-- START --

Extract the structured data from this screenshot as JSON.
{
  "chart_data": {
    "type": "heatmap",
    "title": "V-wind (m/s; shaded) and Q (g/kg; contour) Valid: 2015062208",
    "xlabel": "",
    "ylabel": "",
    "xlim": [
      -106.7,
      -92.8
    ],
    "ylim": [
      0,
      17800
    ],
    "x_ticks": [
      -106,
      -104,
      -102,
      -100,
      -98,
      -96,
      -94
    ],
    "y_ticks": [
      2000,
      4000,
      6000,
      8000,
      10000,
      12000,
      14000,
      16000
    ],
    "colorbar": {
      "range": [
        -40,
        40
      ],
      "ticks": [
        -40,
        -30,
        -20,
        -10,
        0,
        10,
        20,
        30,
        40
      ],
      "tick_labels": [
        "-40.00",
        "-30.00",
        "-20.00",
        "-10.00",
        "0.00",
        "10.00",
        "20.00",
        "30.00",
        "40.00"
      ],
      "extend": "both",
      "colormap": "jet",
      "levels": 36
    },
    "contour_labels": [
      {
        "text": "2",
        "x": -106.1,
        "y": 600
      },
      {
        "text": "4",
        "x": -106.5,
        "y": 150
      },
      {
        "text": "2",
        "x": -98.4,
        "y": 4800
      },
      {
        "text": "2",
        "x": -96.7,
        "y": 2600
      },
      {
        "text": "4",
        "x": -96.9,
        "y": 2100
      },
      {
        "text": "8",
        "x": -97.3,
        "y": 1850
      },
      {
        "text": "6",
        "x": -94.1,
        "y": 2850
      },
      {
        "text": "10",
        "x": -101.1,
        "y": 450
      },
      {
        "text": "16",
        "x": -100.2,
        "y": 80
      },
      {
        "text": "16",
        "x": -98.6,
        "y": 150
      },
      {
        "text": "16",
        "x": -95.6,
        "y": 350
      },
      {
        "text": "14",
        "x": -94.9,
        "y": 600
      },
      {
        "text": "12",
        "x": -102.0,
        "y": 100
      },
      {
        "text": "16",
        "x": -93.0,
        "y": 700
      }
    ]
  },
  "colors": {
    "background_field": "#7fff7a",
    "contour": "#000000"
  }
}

-- END --

- **Short task**
Each record must be repeated exactly as it is.

- **The completed task**
Extract the structured data from this screenshot as JSON.
{
  "chart_data": {
    "type": "heatmap",
    "title": "V-wind (m/s; shaded) and Q (g/kg; contour) Valid: 2015062208",
    "xlabel": "",
    "ylabel": "",
    "xlim": [
      -106.7,
      -92.8
    ],
    "ylim": [
      0,
      17800
    ],
    "x_ticks": [
      -106,
      -104,
      -102,
      -100,
      -98,
      -96,
      -94
    ],
    "y_ticks": [
      2000,
      4000,
      6000,
      8000,
      10000,
      12000,
      14000,
      16000
    ],
    "colorbar": {
      "range": [
        -40,
        40
      ],
      "ticks": [
        -40,
        -30,
        -20,
        -10,
        0,
        10,
        20,
        30,
        40
      ],
      "tick_labels": [
        "-40.00",
        "-30.00",
        "-20.00",
        "-10.00",
        "0.00",
        "10.00",
        "20.00",
        "30.00",
        "40.00"
      ],
      "extend": "both",
      "colormap": "jet",
      "levels": 36
    },
    "contour_labels": [
      {
        "text": "2",
        "x": -106.1,
        "y": 600
      },
      {
        "text": "4",
        "x": -106.5,
        "y": 150
      },
      {
        "text": "2",
        "x": -98.4,
        "y": 4800
      },
      {
        "text": "2",
        "x": -96.7,
        "y": 2600
      },
      {
        "text": "4",
        "x": -96.9,
        "y": 2100
      },
      {
        "text": "8",
        "x": -97.3,
        "y": 1850
      },
      {
        "text": "6",
        "x": -94.1,
        "y": 2850
      },
      {
        "text": "10",
        "x": -101.1,
        "y": 450
      },
      {
        "text": "16",
        "x": -100.2,
        "y": 80
      },
      {
        "text": "16",
        "x": -98.6,
        "y": 150
      },
      {
        "text": "16",
        "x": -95.6,
        "y": 350
      },
      {
        "text": "14",
        "x": -94.9,
        "y": 600
      },
      {
        "text": "12",
        "x": -102.0,
        "y": 100
      },
      {
        "text": "16",
        "x": -93.0,
        "y": 700
      }
    ]
  },
  "colors": {
    "background_field": "#7fff7a",
    "contour": "#000000"
  }
}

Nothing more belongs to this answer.